Given problem:
Write out every entry exactly as it stands.

[Extracted records]
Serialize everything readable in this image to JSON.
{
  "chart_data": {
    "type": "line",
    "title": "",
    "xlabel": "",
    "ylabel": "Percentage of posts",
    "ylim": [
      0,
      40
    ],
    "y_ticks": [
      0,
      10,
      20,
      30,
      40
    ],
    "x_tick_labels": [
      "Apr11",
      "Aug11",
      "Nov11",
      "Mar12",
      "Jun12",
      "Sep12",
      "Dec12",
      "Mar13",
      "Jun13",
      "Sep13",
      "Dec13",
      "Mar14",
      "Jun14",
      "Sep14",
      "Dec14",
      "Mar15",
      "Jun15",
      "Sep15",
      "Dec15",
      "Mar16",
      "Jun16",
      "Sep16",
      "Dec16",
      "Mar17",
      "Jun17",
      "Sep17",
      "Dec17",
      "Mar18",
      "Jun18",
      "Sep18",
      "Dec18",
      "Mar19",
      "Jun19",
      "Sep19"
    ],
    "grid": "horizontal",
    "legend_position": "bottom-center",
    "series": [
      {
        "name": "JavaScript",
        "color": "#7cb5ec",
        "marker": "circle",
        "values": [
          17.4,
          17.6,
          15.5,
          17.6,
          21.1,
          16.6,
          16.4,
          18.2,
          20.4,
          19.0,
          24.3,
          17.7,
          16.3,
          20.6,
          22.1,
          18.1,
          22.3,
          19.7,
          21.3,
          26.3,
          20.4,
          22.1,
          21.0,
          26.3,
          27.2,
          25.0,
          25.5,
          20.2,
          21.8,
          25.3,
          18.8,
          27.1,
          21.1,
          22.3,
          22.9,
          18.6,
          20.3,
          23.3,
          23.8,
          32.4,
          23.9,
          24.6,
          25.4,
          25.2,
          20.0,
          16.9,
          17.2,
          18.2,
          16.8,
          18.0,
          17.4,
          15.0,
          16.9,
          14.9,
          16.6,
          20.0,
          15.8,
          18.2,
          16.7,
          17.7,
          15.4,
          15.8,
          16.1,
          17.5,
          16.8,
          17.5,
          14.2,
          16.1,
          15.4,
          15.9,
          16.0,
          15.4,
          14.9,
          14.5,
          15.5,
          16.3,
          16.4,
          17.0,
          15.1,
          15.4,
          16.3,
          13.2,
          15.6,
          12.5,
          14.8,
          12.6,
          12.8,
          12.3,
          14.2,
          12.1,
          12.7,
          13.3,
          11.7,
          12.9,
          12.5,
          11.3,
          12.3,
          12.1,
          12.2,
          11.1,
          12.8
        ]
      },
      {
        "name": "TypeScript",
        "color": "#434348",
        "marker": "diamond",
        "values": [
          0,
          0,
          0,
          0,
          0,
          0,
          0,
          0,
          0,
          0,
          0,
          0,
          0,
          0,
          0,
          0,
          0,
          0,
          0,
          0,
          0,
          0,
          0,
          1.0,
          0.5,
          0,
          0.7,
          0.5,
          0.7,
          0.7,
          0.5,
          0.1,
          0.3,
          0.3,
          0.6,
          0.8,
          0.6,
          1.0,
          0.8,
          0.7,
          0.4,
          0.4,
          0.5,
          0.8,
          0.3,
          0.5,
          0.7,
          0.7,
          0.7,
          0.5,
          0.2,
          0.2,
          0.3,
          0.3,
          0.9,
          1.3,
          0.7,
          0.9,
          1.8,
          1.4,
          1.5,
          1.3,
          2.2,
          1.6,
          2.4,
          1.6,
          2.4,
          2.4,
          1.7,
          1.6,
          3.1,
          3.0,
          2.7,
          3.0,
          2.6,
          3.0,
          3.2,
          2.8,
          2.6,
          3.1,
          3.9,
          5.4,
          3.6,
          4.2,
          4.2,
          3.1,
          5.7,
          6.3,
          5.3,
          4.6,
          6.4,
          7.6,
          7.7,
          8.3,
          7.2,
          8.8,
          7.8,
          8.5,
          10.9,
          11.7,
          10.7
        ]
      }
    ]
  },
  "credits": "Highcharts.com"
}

Output of the exercise:
Serialize everything readable in this image to JSON.
{
  "chart_data": {
    "type": "line",
    "title": "",
    "xlabel": "",
    "ylabel": "Percentage of posts",
    "ylim": [
      0,
      40
    ],
    "y_ticks": [
      0,
      10,
      20,
      30,
      40
    ],
    "x_tick_labels": [
      "Apr11",
      "Aug11",
      "Nov11",
      "Mar12",
      "Jun12",
      "Sep12",
      "Dec12",
      "Mar13",
      "Jun13",
      "Sep13",
      "Dec13",
      "Mar14",
      "Jun14",
      "Sep14",
      "Dec14",
      "Mar15",
      "Jun15",
      "Sep15",
      "Dec15",
      "Mar16",
      "Jun16",
      "Sep16",
      "Dec16",
      "Mar17",
      "Jun17",
      "Sep17",
      "Dec17",
      "Mar18",
      "Jun18",
      "Sep18",
      "Dec18",
      "Mar19",
      "Jun19",
      "Sep19"
    ],
    "grid": "horizontal",
    "legend_position": "bottom-center",
    "series": [
      {
        "name": "JavaScript",
        "color": "#7cb5ec",
        "marker": "circle",
        "values": [
          17.4,
          17.6,
          15.5,
          17.6,
          21.1,
          16.6,
          16.4,
          18.2,
          20.4,
          19.0,
          24.3,
          17.7,
          16.3,
          20.6,
          22.1,
          18.1,
          22.3,
          19.7,
          21.3,
          26.3,
          20.4,
          22.1,
          21.0,
          26.3,
          27.2,
          25.0,
          25.5,
          20.2,
          21.8,
          25.3,
          18.8,
          27.1,
          21.1,
          22.3,
          22.9,
          18.6,
          20.3,
          23.3,
          23.8,
          32.4,
          23.9,
          24.6,
          25.4,
          25.2,
          20.0,
          16.9,
          17.2,
          18.2,
          16.8,
          18.0,
          17.4,
          15.0,
          16.9,
          14.9,
          16.6,
          20.0,
          15.8,
          18.2,
          16.7,
          17.7,
          15.4,
          15.8,
          16.1,
          17.5,
          16.8,
          17.5,
          14.2,
          16.1,
          15.4,
          15.9,
          16.0,
          15.4,
          14.9,
          14.5,
          15.5,
          16.3,
          16.4,
          17.0,
          15.1,
          15.4,
          16.3,
          13.2,
          15.6,
          12.5,
          14.8,
          12.6,
          12.8,
          12.3,
          14.2,
          12.1,
          12.7,
          13.3,
          11.7,
          12.9,
          12.5,
          11.3,
          12.3,
          12.1,
          12.2,
          11.1,
          12.8
        ]
      },
      {
        "name": "TypeScript",
        "color": "#434348",
        "marker": "diamond",
        "values": [
          0,
          0,
          0,
          0,
          0,
          0,
          0,
          0,
          0,
          0,
          0,
          0,
          0,
          0,
          0,
          0,
          0,
          0,
          0,
          0,
          0,
          0,
          0,
          1.0,
          0.5,
          0,
          0.7,
          0.5,
          0.7,
          0.7,
          0.5,
          0.1,
          0.3,
          0.3,
          0.6,
          0.8,
          0.6,
          1.0,
          0.8,
          0.7,
          0.4,
          0.4,
          0.5,
          0.8,
          0.3,
          0.5,
          0.7,
          0.7,
          0.7,
          0.5,
          0.2,
          0.2,
          0.3,
          0.3,
          0.9,
          1.3,
          0.7,
          0.9,
          1.8,
          1.4,
          1.5,
          1.3,
          2.2,
          1.6,
          2.4,
          1.6,
          2.4,
          2.4,
          1.7,
          1.6,
          3.1,
          3.0,
          2.7,
          3.0,
          2.6,
          3.0,
          3.2,
          2.8,
          2.6,
          3.1,
          3.9,
          5.4,
          3.6,
          4.2,
          4.2,
          3.1,
          5.7,
          6.3,
          5.3,
          4.6,
          6.4,
          7.6,
          7.7,
          8.3,
          7.2,
          8.8,
          7.8,
          8.5,
          10.9,
          11.7,
          10.7
        ]
      }
    ]
  },
  "credits": "Highcharts.com"
}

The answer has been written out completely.